Element box records |
▬▬▬

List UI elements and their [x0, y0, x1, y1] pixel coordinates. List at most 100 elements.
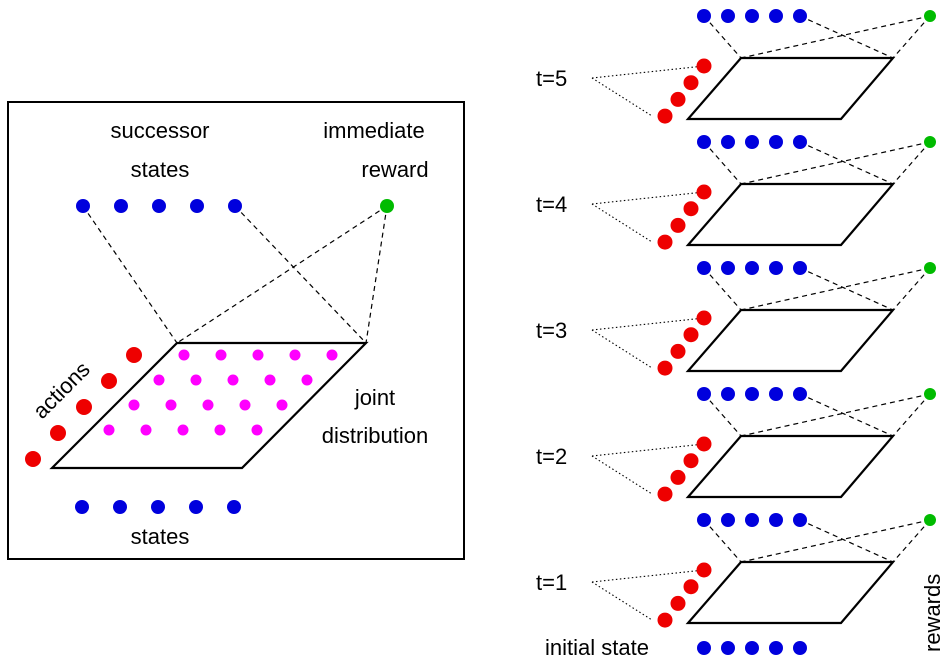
successor-states-label-line1: successor — [110, 118, 209, 143]
time-step-label: t=2 — [536, 444, 567, 469]
state-dot — [189, 500, 203, 514]
successor-connector — [799, 15, 894, 59]
successor-state-dot — [721, 513, 735, 527]
joint-probability-dot — [202, 399, 214, 411]
joint-probability-dot — [103, 424, 115, 436]
initial-state-dot — [721, 641, 735, 655]
action-dot — [657, 612, 673, 628]
reward-connector-left — [176, 205, 388, 344]
action-dot — [696, 436, 712, 452]
joint-probability-dot — [252, 349, 264, 361]
reward-connector — [740, 519, 931, 563]
time-connector — [591, 77, 653, 117]
time-step-stack: t=5 t=4 t=3 t=2 t=1 — [536, 9, 936, 628]
initial-state-dot — [769, 641, 783, 655]
action-dot — [50, 425, 66, 441]
action-dot — [670, 469, 686, 485]
joint-probability-dot — [190, 374, 202, 386]
joint-probability-dot — [326, 349, 338, 361]
action-dot — [683, 453, 699, 469]
time-step: t=3 — [536, 261, 936, 376]
joint-probability-dot — [215, 349, 227, 361]
successor-state-dot — [769, 135, 783, 149]
joint-probability-dot — [128, 399, 140, 411]
action-dot — [670, 217, 686, 233]
successor-state-dot — [228, 199, 242, 213]
action-dot — [25, 451, 41, 467]
time-connector — [591, 443, 705, 457]
time-connector — [591, 455, 653, 495]
joint-probability-dot — [239, 399, 251, 411]
reward-dot — [924, 388, 936, 400]
successor-state-dot — [793, 9, 807, 23]
successor-state-dot — [721, 9, 735, 23]
joint-distribution-grid — [685, 434, 896, 499]
time-connector — [591, 65, 705, 79]
successor-state-dot — [721, 387, 735, 401]
successor-state-dot — [793, 513, 807, 527]
reward-dot — [924, 514, 936, 526]
joint-probability-dot — [177, 424, 189, 436]
states-label: states — [131, 524, 190, 549]
successor-connector-right — [234, 205, 367, 344]
successor-state-dot — [793, 387, 807, 401]
state-dot — [75, 500, 89, 514]
successor-state-dot — [793, 135, 807, 149]
rewards-label: rewards — [920, 574, 941, 652]
reward-dot — [924, 136, 936, 148]
time-connector — [591, 191, 705, 205]
action-dot — [683, 327, 699, 343]
joint-probability-dot — [178, 349, 190, 361]
successor-state-dot — [769, 9, 783, 23]
action-dots — [25, 347, 142, 467]
successor-state-dot — [745, 513, 759, 527]
successor-state-dot — [114, 199, 128, 213]
joint-probability-dot — [165, 399, 177, 411]
action-dot — [696, 310, 712, 326]
reward-connector — [892, 519, 931, 563]
successor-connector — [799, 267, 894, 311]
time-step: t=5 — [536, 9, 936, 124]
initial-state-label: initial state — [545, 635, 649, 660]
time-connector — [591, 581, 653, 621]
joint-probability-dot — [276, 399, 288, 411]
joint-probability-dot — [153, 374, 165, 386]
successor-connector — [703, 267, 742, 311]
successor-connector — [799, 519, 894, 563]
successor-connector-left — [82, 205, 178, 344]
successor-connector — [703, 141, 742, 185]
joint-distribution-grid — [685, 560, 896, 625]
reward-dot — [924, 262, 936, 274]
reward-connector — [740, 267, 931, 311]
action-dot — [670, 595, 686, 611]
immediate-reward-label-line2: reward — [361, 157, 428, 182]
action-dot — [657, 486, 673, 502]
successor-connector — [703, 15, 742, 59]
successor-state-dot — [190, 199, 204, 213]
successor-state-dot — [769, 387, 783, 401]
successor-state-dot — [769, 261, 783, 275]
successor-state-dot — [793, 261, 807, 275]
action-dot — [683, 579, 699, 595]
time-step-label: t=5 — [536, 66, 567, 91]
action-dot — [696, 562, 712, 578]
successor-state-dot — [745, 9, 759, 23]
state-dots — [75, 500, 241, 514]
joint-distribution-label-line1: joint — [354, 385, 395, 410]
time-step: t=4 — [536, 135, 936, 250]
reward-connector — [892, 267, 931, 311]
time-connector — [591, 317, 705, 331]
successor-state-dot — [697, 261, 711, 275]
successor-state-dot — [721, 135, 735, 149]
reward-connector — [740, 141, 931, 185]
action-dot — [670, 91, 686, 107]
action-dot — [101, 373, 117, 389]
successor-state-dot — [152, 199, 166, 213]
joint-distribution-grid — [49, 341, 369, 470]
time-connector — [591, 569, 705, 583]
successor-connector — [799, 393, 894, 437]
successor-state-dot — [745, 387, 759, 401]
immediate-reward-label-line1: immediate — [323, 118, 424, 143]
joint-distribution-grid — [685, 308, 896, 373]
successor-connector — [703, 393, 742, 437]
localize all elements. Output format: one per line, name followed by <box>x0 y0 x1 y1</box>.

▬▬▬

WRITTEN PROBLEM | Can you give the listing lines as a numbered list, starting with the line that contains "successor-states-label-line1: successor —" and going on through the line that contains "action-dot — [657, 612, 673, 628]", with any blank lines left out?

EXERCISE ANSWER |
1. successor-states-label-line1: successor — [110, 118, 209, 143]
2. time-step-label: t=2 — [536, 444, 567, 469]
3. state-dot — [189, 500, 203, 514]
4. successor-connector — [799, 15, 894, 59]
5. successor-state-dot — [721, 513, 735, 527]
6. joint-probability-dot — [202, 399, 214, 411]
7. joint-probability-dot — [103, 424, 115, 436]
8. initial-state-dot — [721, 641, 735, 655]
9. action-dot — [657, 612, 673, 628]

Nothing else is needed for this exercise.